What the exercise asks: Retype the complete listing exactly as it appears.

========================================

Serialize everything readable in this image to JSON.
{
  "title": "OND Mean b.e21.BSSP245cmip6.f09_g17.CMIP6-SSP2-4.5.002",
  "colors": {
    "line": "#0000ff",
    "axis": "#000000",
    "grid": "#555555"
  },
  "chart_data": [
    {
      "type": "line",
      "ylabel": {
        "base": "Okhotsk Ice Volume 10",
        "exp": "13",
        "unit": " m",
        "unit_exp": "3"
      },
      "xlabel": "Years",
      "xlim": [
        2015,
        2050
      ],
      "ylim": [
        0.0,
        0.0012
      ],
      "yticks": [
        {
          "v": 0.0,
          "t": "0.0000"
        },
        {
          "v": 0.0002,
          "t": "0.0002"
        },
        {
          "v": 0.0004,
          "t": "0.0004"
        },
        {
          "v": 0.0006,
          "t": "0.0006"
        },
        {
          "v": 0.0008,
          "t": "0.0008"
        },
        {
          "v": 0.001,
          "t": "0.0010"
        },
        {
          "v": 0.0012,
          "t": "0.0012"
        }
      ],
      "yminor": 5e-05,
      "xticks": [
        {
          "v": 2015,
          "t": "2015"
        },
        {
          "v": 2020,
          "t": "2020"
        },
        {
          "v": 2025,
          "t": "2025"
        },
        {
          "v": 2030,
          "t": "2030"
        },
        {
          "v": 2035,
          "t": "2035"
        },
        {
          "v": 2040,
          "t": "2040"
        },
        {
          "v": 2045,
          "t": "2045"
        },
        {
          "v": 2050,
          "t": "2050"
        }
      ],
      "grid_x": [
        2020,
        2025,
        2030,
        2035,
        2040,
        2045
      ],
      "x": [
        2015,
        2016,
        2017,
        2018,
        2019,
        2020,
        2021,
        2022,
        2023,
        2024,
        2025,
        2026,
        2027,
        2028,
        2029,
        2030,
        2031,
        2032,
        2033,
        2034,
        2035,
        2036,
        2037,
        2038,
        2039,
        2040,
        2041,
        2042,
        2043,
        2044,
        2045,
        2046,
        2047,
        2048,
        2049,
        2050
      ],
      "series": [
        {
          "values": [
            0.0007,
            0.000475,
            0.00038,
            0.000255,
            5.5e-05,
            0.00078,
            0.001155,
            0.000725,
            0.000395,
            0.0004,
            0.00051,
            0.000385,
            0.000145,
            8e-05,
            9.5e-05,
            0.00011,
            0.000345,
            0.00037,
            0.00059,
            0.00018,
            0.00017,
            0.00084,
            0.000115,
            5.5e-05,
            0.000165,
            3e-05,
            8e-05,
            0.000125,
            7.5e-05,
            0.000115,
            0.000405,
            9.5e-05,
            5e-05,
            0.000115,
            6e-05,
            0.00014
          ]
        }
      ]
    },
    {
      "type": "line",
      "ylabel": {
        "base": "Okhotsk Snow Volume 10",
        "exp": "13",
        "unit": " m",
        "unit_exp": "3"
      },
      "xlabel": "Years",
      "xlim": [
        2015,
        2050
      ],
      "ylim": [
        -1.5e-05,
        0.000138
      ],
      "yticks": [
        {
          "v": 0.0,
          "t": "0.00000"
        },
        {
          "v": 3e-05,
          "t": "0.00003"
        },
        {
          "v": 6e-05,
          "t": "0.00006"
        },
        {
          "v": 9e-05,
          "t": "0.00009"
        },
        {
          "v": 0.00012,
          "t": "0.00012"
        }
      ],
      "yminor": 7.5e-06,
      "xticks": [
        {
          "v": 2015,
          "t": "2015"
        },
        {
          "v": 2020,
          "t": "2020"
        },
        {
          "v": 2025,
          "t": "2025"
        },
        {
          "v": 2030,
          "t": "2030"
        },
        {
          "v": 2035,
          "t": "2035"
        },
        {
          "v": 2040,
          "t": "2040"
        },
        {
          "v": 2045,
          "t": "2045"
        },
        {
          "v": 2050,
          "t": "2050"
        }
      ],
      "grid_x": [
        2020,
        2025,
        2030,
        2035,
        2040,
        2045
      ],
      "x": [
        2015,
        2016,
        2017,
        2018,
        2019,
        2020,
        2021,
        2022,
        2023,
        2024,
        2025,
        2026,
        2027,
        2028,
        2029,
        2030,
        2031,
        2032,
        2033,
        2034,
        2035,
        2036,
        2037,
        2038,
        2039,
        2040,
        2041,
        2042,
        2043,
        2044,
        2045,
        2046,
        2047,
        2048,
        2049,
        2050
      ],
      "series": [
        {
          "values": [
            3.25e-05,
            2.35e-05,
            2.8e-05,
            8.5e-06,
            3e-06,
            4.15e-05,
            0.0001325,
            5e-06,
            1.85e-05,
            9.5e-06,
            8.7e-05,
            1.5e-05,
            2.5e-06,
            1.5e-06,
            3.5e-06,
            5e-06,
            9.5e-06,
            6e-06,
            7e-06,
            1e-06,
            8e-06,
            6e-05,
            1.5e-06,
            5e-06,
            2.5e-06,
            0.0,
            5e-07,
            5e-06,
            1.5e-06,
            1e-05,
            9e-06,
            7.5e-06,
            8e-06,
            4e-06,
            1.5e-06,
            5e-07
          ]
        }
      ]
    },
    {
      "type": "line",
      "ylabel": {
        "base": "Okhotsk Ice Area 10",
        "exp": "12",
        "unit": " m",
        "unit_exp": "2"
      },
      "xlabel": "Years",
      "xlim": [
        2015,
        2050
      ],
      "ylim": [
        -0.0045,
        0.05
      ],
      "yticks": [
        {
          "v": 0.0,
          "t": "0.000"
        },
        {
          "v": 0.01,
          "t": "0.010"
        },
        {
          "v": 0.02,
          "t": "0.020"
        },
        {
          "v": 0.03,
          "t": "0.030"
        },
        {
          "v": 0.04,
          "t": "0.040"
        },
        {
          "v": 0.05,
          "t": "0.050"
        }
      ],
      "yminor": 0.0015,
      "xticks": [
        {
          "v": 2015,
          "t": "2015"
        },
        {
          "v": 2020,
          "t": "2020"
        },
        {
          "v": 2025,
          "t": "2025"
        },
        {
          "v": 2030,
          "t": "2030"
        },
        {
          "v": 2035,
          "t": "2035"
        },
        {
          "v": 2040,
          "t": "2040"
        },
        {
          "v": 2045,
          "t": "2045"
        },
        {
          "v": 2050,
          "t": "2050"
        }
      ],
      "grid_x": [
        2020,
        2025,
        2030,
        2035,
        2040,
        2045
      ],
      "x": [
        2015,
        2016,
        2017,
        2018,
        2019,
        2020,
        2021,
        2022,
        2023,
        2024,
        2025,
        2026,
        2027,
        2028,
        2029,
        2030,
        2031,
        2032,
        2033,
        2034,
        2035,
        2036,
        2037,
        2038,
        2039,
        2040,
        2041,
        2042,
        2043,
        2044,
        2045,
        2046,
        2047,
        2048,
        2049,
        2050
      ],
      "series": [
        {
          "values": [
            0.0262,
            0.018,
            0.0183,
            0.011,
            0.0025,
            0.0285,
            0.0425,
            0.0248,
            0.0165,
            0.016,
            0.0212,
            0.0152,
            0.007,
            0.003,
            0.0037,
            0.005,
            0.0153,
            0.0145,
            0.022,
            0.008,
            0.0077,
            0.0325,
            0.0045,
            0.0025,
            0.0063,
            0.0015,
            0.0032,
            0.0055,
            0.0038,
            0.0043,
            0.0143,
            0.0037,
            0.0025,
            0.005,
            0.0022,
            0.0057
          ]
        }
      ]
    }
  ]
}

========================================

Exercise solution:
Serialize everything readable in this image to JSON.
{
  "title": "OND Mean b.e21.BSSP245cmip6.f09_g17.CMIP6-SSP2-4.5.002",
  "colors": {
    "line": "#0000ff",
    "axis": "#000000",
    "grid": "#555555"
  },
  "chart_data": [
    {
      "type": "line",
      "ylabel": {
        "base": "Okhotsk Ice Volume 10",
        "exp": "13",
        "unit": " m",
        "unit_exp": "3"
      },
      "xlabel": "Years",
      "xlim": [
        2015,
        2050
      ],
      "ylim": [
        0.0,
        0.0012
      ],
      "yticks": [
        {
          "v": 0.0,
          "t": "0.0000"
        },
        {
          "v": 0.0002,
          "t": "0.0002"
        },
        {
          "v": 0.0004,
          "t": "0.0004"
        },
        {
          "v": 0.0006,
          "t": "0.0006"
        },
        {
          "v": 0.0008,
          "t": "0.0008"
        },
        {
          "v": 0.001,
          "t": "0.0010"
        },
        {
          "v": 0.0012,
          "t": "0.0012"
        }
      ],
      "yminor": 5e-05,
      "xticks": [
        {
          "v": 2015,
          "t": "2015"
        },
        {
          "v": 2020,
          "t": "2020"
        },
        {
          "v": 2025,
          "t": "2025"
        },
        {
          "v": 2030,
          "t": "2030"
        },
        {
          "v": 2035,
          "t": "2035"
        },
        {
          "v": 2040,
          "t": "2040"
        },
        {
          "v": 2045,
          "t": "2045"
        },
        {
          "v": 2050,
          "t": "2050"
        }
      ],
      "grid_x": [
        2020,
        2025,
        2030,
        2035,
        2040,
        2045
      ],
      "x": [
        2015,
        2016,
        2017,
        2018,
        2019,
        2020,
        2021,
        2022,
        2023,
        2024,
        2025,
        2026,
        2027,
        2028,
        2029,
        2030,
        2031,
        2032,
        2033,
        2034,
        2035,
        2036,
        2037,
        2038,
        2039,
        2040,
        2041,
        2042,
        2043,
        2044,
        2045,
        2046,
        2047,
        2048,
        2049,
        2050
      ],
      "series": [
        {
          "values": [
            0.0007,
            0.000475,
            0.00038,
            0.000255,
            5.5e-05,
            0.00078,
            0.001155,
            0.000725,
            0.000395,
            0.0004,
            0.00051,
            0.000385,
            0.000145,
            8e-05,
            9.5e-05,
            0.00011,
            0.000345,
            0.00037,
            0.00059,
            0.00018,
            0.00017,
            0.00084,
            0.000115,
            5.5e-05,
            0.000165,
            3e-05,
            8e-05,
            0.000125,
            7.5e-05,
            0.000115,
            0.000405,
            9.5e-05,
            5e-05,
            0.000115,
            6e-05,
            0.00014
          ]
        }
      ]
    },
    {
      "type": "line",
      "ylabel": {
        "base": "Okhotsk Snow Volume 10",
        "exp": "13",
        "unit": " m",
        "unit_exp": "3"
      },
      "xlabel": "Years",
      "xlim": [
        2015,
        2050
      ],
      "ylim": [
        -1.5e-05,
        0.000138
      ],
      "yticks": [
        {
          "v": 0.0,
          "t": "0.00000"
        },
        {
          "v": 3e-05,
          "t": "0.00003"
        },
        {
          "v": 6e-05,
          "t": "0.00006"
        },
        {
          "v": 9e-05,
          "t": "0.00009"
        },
        {
          "v": 0.00012,
          "t": "0.00012"
        }
      ],
      "yminor": 7.5e-06,
      "xticks": [
        {
          "v": 2015,
          "t": "2015"
        },
        {
          "v": 2020,
          "t": "2020"
        },
        {
          "v": 2025,
          "t": "2025"
        },
        {
          "v": 2030,
          "t": "2030"
        },
        {
          "v": 2035,
          "t": "2035"
        },
        {
          "v": 2040,
          "t": "2040"
        },
        {
          "v": 2045,
          "t": "2045"
        },
        {
          "v": 2050,
          "t": "2050"
        }
      ],
      "grid_x": [
        2020,
        2025,
        2030,
        2035,
        2040,
        2045
      ],
      "x": [
        2015,
        2016,
        2017,
        2018,
        2019,
        2020,
        2021,
        2022,
        2023,
        2024,
        2025,
        2026,
        2027,
        2028,
        2029,
        2030,
        2031,
        2032,
        2033,
        2034,
        2035,
        2036,
        2037,
        2038,
        2039,
        2040,
        2041,
        2042,
        2043,
        2044,
        2045,
        2046,
        2047,
        2048,
        2049,
        2050
      ],
      "series": [
        {
          "values": [
            3.25e-05,
            2.35e-05,
            2.8e-05,
            8.5e-06,
            3e-06,
            4.15e-05,
            0.0001325,
            5e-06,
            1.85e-05,
            9.5e-06,
            8.7e-05,
            1.5e-05,
            2.5e-06,
            1.5e-06,
            3.5e-06,
            5e-06,
            9.5e-06,
            6e-06,
            7e-06,
            1e-06,
            8e-06,
            6e-05,
            1.5e-06,
            5e-06,
            2.5e-06,
            0.0,
            5e-07,
            5e-06,
            1.5e-06,
            1e-05,
            9e-06,
            7.5e-06,
            8e-06,
            4e-06,
            1.5e-06,
            5e-07
          ]
        }
      ]
    },
    {
      "type": "line",
      "ylabel": {
        "base": "Okhotsk Ice Area 10",
        "exp": "12",
        "unit": " m",
        "unit_exp": "2"
      },
      "xlabel": "Years",
      "xlim": [
        2015,
        2050
      ],
      "ylim": [
        -0.0045,
        0.05
      ],
      "yticks": [
        {
          "v": 0.0,
          "t": "0.000"
        },
        {
          "v": 0.01,
          "t": "0.010"
        },
        {
          "v": 0.02,
          "t": "0.020"
        },
        {
          "v": 0.03,
          "t": "0.030"
        },
        {
          "v": 0.04,
          "t": "0.040"
        },
        {
          "v": 0.05,
          "t": "0.050"
        }
      ],
      "yminor": 0.0015,
      "xticks": [
        {
          "v": 2015,
          "t": "2015"
        },
        {
          "v": 2020,
          "t": "2020"
        },
        {
          "v": 2025,
          "t": "2025"
        },
        {
          "v": 2030,
          "t": "2030"
        },
        {
          "v": 2035,
          "t": "2035"
        },
        {
          "v": 2040,
          "t": "2040"
        },
        {
          "v": 2045,
          "t": "2045"
        },
        {
          "v": 2050,
          "t": "2050"
        }
      ],
      "grid_x": [
        2020,
        2025,
        2030,
        2035,
        2040,
        2045
      ],
      "x": [
        2015,
        2016,
        2017,
        2018,
        2019,
        2020,
        2021,
        2022,
        2023,
        2024,
        2025,
        2026,
        2027,
        2028,
        2029,
        2030,
        2031,
        2032,
        2033,
        2034,
        2035,
        2036,
        2037,
        2038,
        2039,
        2040,
        2041,
        2042,
        2043,
        2044,
        2045,
        2046,
        2047,
        2048,
        2049,
        2050
      ],
      "series": [
        {
          "values": [
            0.0262,
            0.018,
            0.0183,
            0.011,
            0.0025,
            0.0285,
            0.0425,
            0.0248,
            0.0165,
            0.016,
            0.0212,
            0.0152,
            0.007,
            0.003,
            0.0037,
            0.005,
            0.0153,
            0.0145,
            0.022,
            0.008,
            0.0077,
            0.0325,
            0.0045,
            0.0025,
            0.0063,
            0.0015,
            0.0032,
            0.0055,
            0.0038,
            0.0043,
            0.0143,
            0.0037,
            0.0025,
            0.005,
            0.0022,
            0.0057
          ]
        }
      ]
    }
  ]
}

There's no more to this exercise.